What you have to do:
In the entries below, count each line holding the word "jsou". Answer with the total alone.

Data for this task:
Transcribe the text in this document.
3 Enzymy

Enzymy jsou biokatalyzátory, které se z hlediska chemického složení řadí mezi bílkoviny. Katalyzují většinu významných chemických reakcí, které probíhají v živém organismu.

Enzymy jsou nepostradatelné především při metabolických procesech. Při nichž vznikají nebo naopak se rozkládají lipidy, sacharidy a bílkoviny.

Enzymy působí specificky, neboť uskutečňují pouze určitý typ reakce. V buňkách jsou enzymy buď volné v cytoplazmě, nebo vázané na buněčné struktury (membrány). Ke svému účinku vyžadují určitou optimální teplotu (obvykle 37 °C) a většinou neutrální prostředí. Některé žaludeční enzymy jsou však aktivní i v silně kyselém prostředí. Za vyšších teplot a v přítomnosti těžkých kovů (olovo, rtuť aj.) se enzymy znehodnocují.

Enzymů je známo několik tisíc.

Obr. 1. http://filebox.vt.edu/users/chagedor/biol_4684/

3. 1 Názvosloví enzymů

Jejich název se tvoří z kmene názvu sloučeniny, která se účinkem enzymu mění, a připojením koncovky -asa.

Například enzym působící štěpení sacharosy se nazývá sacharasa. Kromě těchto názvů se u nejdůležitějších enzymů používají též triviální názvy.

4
--
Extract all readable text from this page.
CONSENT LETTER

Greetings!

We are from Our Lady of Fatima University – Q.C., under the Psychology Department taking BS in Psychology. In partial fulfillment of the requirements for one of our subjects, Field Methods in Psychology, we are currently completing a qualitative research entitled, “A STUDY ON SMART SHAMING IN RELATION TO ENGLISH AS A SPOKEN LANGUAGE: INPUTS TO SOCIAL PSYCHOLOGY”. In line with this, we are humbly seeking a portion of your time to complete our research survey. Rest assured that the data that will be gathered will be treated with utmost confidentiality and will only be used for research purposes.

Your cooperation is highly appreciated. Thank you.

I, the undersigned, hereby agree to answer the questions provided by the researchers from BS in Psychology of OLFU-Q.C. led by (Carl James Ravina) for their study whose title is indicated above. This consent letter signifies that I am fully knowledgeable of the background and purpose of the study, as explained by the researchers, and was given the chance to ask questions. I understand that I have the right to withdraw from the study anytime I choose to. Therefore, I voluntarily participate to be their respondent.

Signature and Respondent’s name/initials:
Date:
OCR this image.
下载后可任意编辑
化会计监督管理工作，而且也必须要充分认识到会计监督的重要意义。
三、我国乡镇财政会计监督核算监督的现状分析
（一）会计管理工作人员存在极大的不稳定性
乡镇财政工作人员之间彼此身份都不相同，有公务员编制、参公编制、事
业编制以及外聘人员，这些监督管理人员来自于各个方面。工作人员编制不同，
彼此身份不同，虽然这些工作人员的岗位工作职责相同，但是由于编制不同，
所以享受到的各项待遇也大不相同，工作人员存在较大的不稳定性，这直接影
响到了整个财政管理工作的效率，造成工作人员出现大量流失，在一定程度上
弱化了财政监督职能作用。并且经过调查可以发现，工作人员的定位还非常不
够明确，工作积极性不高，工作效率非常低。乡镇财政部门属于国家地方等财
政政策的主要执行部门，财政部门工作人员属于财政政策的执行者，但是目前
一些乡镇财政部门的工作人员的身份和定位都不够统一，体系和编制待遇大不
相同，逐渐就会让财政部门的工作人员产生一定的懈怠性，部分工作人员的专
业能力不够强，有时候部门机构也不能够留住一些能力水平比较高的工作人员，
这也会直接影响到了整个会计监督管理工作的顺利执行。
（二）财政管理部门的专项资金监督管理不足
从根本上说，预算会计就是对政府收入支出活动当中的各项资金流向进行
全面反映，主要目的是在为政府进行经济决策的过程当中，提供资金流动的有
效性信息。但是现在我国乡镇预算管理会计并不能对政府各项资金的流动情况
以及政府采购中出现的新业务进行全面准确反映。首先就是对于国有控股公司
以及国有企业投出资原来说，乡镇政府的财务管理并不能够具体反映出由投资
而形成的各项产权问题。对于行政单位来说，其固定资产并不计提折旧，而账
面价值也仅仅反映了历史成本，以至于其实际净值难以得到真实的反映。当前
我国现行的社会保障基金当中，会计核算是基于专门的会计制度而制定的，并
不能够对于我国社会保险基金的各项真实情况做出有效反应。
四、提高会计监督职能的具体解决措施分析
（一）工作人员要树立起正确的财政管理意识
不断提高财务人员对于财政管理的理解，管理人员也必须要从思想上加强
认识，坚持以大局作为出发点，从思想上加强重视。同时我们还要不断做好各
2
==
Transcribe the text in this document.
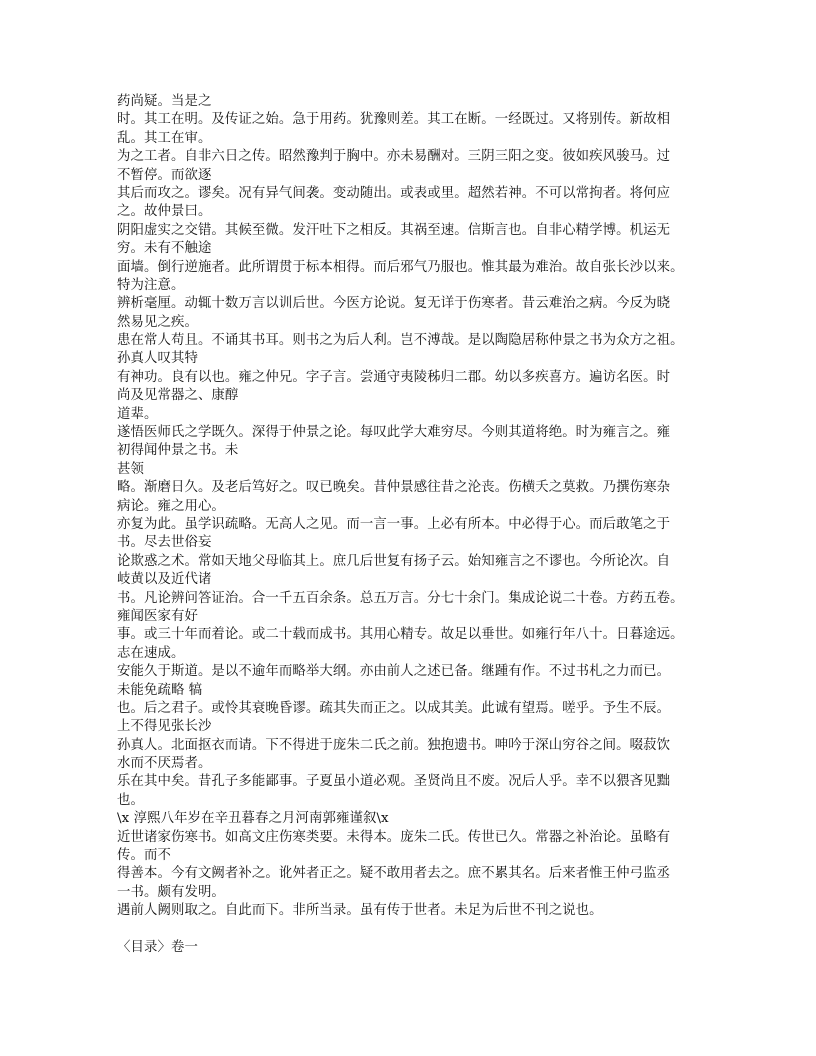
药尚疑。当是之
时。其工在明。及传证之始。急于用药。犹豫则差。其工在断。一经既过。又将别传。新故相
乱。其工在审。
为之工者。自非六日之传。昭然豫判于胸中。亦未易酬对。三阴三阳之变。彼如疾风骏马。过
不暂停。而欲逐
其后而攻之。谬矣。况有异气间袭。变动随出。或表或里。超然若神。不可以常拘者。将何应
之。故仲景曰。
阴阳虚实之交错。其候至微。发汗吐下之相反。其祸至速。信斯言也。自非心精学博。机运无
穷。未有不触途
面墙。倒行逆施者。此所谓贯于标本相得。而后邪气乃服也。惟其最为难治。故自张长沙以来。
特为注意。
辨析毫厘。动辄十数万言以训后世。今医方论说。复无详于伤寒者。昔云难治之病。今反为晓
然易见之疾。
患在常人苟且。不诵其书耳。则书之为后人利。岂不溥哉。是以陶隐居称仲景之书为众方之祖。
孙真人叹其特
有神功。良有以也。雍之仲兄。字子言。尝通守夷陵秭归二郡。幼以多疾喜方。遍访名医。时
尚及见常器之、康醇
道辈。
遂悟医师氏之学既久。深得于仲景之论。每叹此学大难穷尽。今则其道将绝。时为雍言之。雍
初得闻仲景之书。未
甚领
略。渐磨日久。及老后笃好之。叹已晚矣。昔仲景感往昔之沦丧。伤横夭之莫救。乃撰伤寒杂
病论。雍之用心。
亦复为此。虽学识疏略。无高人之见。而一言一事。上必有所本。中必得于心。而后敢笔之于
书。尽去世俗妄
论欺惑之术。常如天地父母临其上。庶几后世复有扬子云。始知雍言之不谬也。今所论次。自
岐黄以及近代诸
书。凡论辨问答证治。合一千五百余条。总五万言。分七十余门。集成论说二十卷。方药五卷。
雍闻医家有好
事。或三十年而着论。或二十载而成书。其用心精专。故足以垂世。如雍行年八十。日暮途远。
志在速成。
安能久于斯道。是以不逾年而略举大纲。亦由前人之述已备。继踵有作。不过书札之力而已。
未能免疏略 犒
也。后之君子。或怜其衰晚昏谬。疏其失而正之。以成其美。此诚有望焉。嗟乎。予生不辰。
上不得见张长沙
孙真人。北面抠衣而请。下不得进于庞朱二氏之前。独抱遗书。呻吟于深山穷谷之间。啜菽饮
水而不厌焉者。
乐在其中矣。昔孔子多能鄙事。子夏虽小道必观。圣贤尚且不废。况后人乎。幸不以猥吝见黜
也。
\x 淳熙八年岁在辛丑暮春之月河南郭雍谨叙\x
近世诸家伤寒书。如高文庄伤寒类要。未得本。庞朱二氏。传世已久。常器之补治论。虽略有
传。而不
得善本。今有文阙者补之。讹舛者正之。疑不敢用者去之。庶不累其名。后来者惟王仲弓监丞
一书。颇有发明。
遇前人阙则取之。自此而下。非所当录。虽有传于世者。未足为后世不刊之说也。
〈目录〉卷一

Task solution:
3